Extracted records:
......
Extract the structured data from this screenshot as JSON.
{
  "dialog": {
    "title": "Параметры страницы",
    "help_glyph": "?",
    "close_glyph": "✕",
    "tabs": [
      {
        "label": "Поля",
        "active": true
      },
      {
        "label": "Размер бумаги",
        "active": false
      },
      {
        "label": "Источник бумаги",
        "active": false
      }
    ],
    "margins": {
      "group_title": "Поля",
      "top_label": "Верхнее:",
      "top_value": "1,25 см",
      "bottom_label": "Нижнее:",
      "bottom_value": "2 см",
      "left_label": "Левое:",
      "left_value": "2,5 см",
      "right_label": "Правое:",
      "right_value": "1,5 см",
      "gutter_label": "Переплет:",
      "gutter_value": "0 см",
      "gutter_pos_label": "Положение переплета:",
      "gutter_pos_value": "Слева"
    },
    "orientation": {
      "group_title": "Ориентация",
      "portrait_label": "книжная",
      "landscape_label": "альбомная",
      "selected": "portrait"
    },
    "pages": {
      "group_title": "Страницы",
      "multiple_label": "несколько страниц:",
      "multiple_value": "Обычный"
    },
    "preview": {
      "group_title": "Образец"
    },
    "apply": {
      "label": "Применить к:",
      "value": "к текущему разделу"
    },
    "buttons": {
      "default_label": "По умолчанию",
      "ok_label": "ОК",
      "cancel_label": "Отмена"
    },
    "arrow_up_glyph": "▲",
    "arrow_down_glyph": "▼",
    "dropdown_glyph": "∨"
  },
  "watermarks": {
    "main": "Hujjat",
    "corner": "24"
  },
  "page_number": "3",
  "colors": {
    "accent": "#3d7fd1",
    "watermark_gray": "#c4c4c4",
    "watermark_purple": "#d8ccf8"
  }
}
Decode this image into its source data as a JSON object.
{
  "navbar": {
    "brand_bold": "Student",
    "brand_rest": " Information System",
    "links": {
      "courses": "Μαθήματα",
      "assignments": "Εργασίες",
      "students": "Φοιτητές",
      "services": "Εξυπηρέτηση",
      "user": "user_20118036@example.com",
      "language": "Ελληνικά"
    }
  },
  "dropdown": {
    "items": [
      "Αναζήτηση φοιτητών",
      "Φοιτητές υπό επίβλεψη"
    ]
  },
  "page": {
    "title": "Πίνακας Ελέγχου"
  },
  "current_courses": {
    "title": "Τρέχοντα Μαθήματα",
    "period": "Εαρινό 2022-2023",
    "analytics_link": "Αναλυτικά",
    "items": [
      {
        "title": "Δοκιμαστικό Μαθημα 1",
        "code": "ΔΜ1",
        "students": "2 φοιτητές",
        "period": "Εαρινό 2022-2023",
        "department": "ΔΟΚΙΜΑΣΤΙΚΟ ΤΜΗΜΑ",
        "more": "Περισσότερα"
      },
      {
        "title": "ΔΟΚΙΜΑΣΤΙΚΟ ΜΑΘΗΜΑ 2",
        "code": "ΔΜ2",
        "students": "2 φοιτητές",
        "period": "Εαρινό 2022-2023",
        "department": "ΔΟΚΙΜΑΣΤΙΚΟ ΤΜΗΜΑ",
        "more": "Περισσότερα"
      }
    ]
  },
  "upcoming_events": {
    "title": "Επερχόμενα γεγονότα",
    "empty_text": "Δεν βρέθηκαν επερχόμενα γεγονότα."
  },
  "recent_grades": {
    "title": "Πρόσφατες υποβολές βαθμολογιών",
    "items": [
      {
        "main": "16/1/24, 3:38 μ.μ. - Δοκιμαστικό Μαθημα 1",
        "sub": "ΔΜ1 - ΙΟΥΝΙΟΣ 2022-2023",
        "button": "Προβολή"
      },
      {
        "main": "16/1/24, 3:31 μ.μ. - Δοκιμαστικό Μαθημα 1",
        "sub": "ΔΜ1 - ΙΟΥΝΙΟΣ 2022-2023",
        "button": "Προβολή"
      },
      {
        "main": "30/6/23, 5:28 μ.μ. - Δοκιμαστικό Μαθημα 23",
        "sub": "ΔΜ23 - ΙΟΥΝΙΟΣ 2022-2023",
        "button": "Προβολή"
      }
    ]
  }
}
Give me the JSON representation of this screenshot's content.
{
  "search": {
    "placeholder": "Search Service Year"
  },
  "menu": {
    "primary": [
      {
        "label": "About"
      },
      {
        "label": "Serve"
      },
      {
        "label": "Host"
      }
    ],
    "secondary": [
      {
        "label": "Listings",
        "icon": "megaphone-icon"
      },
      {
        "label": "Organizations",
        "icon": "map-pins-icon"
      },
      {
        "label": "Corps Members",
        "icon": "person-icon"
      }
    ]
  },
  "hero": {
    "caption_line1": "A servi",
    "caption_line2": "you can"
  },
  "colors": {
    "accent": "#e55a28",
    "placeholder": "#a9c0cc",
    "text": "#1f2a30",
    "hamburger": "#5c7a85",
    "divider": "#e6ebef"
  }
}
......
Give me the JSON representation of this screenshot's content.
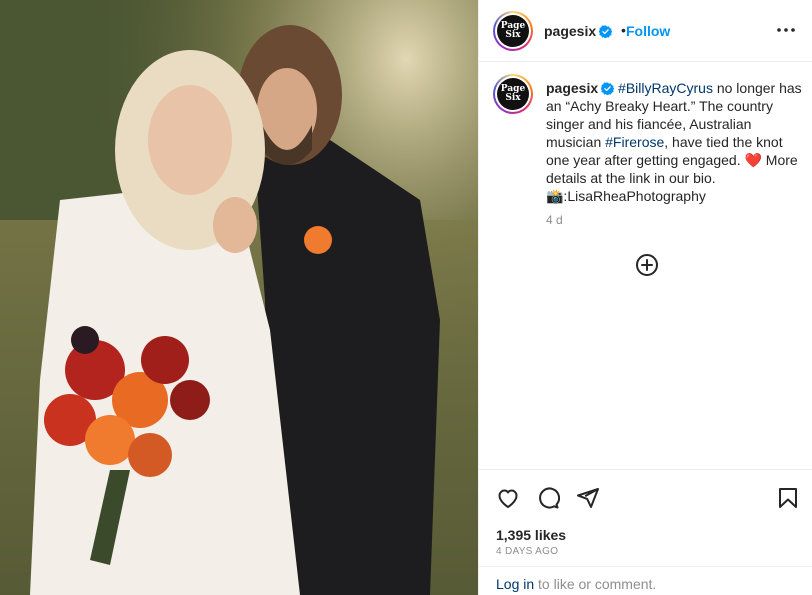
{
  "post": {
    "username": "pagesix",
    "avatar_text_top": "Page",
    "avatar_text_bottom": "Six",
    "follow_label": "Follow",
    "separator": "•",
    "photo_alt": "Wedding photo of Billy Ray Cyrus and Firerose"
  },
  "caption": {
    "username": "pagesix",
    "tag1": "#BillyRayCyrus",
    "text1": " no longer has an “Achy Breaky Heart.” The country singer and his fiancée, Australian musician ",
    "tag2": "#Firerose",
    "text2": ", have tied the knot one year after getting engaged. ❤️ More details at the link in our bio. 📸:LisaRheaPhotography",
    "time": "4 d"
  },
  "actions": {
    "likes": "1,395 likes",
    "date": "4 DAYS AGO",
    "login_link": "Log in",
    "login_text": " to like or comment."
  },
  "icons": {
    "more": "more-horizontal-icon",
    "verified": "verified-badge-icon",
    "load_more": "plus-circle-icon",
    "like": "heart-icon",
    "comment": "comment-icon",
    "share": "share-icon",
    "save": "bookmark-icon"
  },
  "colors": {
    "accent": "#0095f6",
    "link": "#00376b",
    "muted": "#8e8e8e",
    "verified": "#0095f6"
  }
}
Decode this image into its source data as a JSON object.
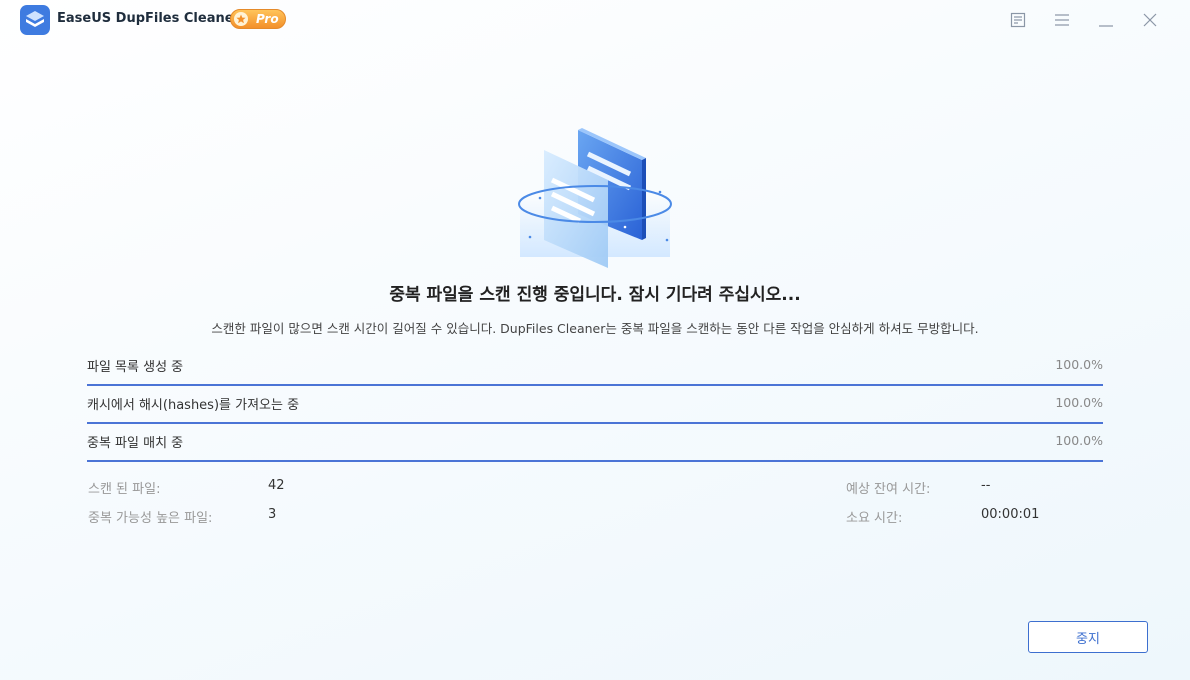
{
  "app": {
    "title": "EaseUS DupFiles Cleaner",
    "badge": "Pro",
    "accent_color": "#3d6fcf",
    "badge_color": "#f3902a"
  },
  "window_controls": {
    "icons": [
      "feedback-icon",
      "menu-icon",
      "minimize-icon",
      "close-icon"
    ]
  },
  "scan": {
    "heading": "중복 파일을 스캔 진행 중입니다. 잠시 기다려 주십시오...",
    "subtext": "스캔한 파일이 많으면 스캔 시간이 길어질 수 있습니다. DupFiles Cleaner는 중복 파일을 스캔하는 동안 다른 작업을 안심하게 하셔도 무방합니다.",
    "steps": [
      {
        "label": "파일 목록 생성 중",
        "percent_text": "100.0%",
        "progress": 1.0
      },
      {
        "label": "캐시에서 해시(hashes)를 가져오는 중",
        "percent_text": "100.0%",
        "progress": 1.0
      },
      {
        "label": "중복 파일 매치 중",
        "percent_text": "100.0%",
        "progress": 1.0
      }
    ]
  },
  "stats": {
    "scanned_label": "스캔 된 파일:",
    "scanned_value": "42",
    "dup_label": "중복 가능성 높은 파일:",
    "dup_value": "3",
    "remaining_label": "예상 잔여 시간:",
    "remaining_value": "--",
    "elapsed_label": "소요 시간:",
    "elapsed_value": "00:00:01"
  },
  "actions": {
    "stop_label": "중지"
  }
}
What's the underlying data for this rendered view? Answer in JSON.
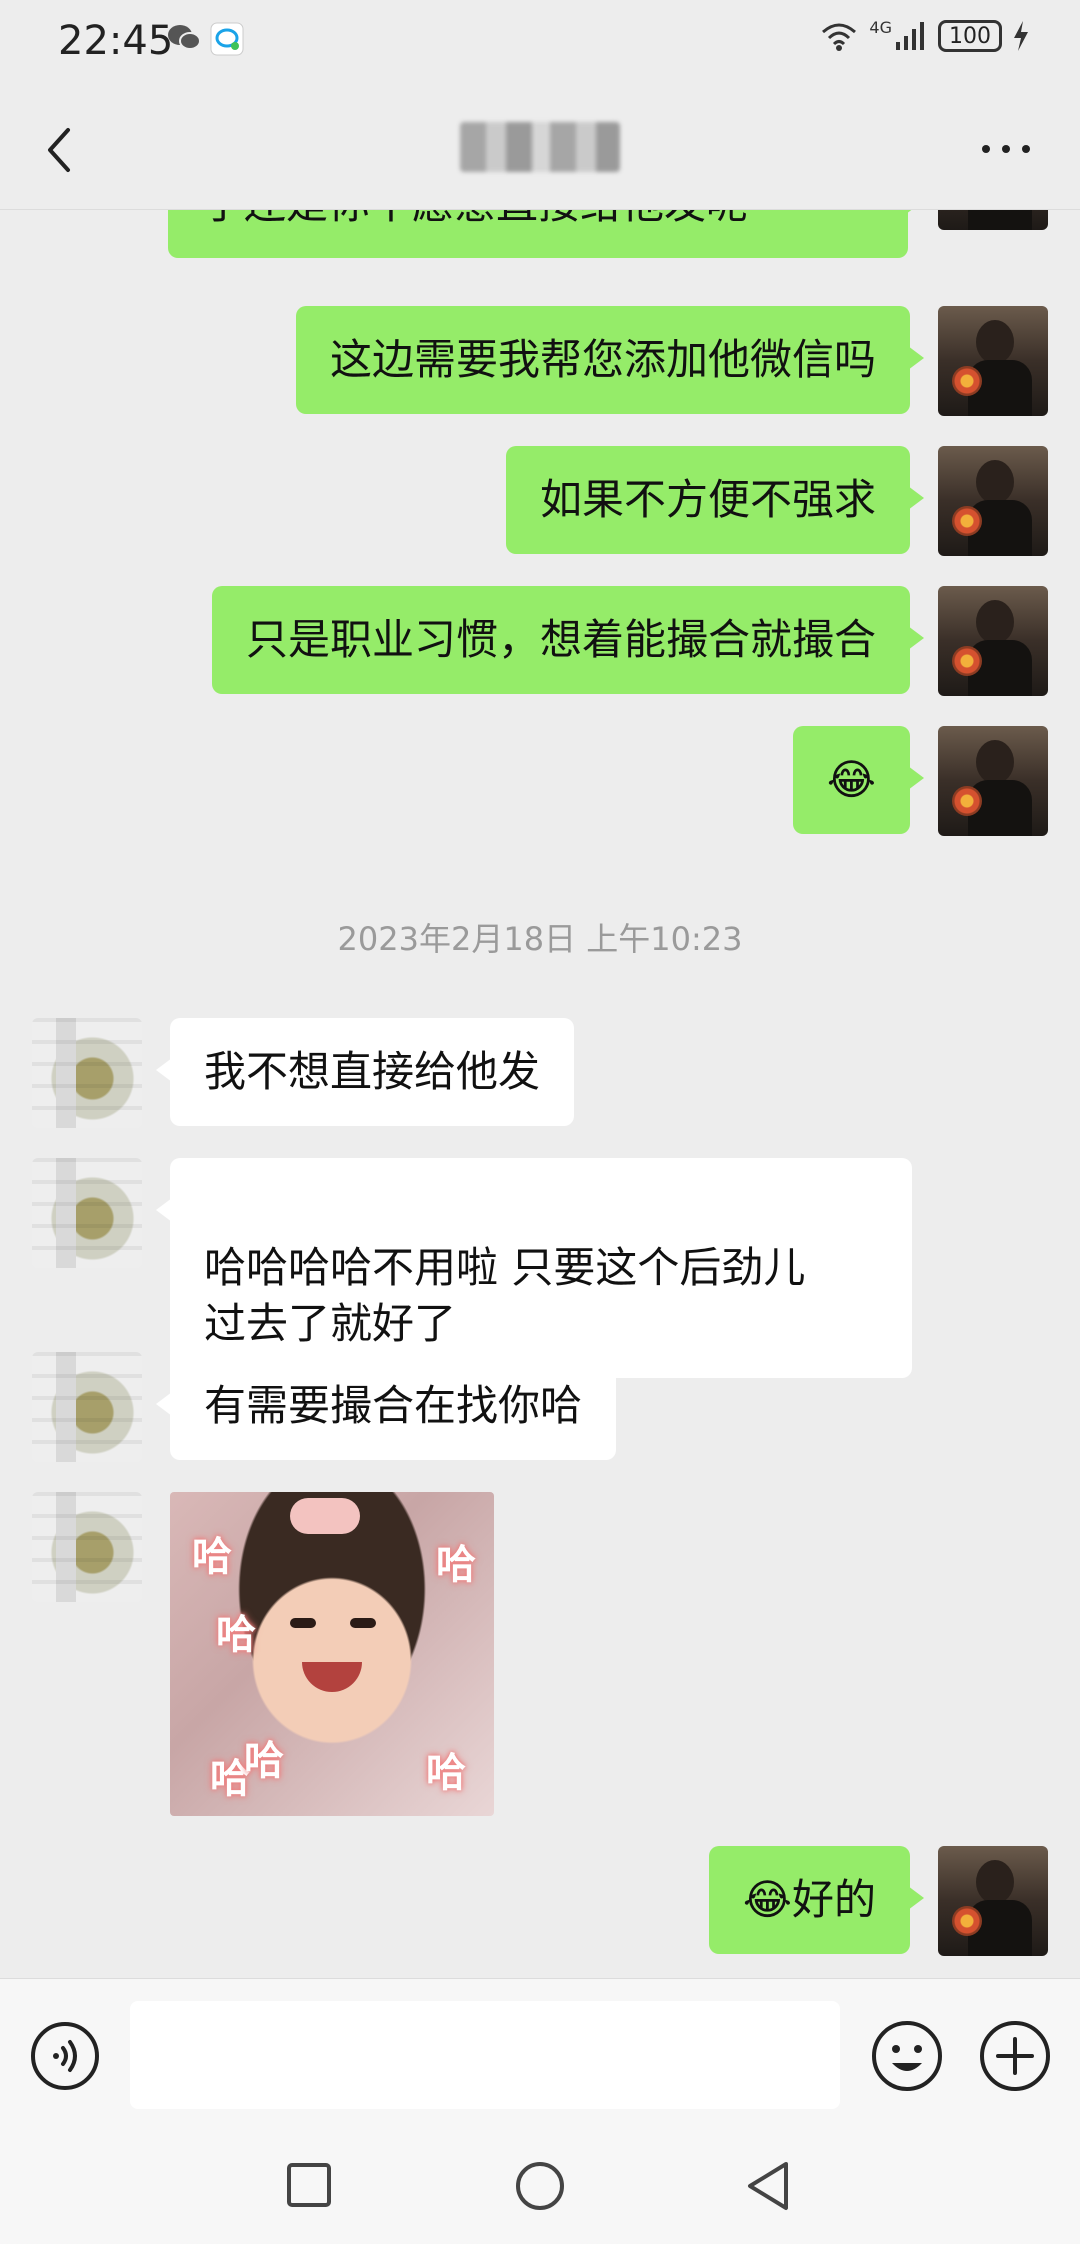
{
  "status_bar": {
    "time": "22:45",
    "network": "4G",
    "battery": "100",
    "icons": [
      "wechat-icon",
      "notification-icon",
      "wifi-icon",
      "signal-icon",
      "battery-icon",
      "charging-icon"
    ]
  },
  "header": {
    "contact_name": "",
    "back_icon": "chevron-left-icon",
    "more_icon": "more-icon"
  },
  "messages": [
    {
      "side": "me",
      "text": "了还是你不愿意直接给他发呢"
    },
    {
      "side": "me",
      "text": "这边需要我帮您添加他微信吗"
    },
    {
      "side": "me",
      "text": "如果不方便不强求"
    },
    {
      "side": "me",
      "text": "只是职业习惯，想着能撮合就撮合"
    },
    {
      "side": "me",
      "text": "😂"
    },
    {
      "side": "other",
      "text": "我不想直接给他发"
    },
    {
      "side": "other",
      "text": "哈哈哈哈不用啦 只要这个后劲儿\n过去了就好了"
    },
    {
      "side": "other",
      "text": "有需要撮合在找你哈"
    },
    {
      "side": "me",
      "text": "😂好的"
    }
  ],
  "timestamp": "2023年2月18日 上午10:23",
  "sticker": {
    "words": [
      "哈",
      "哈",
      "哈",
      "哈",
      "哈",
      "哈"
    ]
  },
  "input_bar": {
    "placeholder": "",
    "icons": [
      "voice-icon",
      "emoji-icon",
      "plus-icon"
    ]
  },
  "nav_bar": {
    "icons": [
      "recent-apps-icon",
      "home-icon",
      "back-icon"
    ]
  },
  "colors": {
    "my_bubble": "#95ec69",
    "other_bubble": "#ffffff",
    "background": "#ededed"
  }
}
......
◆ Goal ◆
Find the lines above holding the word "бумаги" and show them.

◆ Exercise response ◆
        "label": "Размер бумаги",
        "label": "Источник бумаги",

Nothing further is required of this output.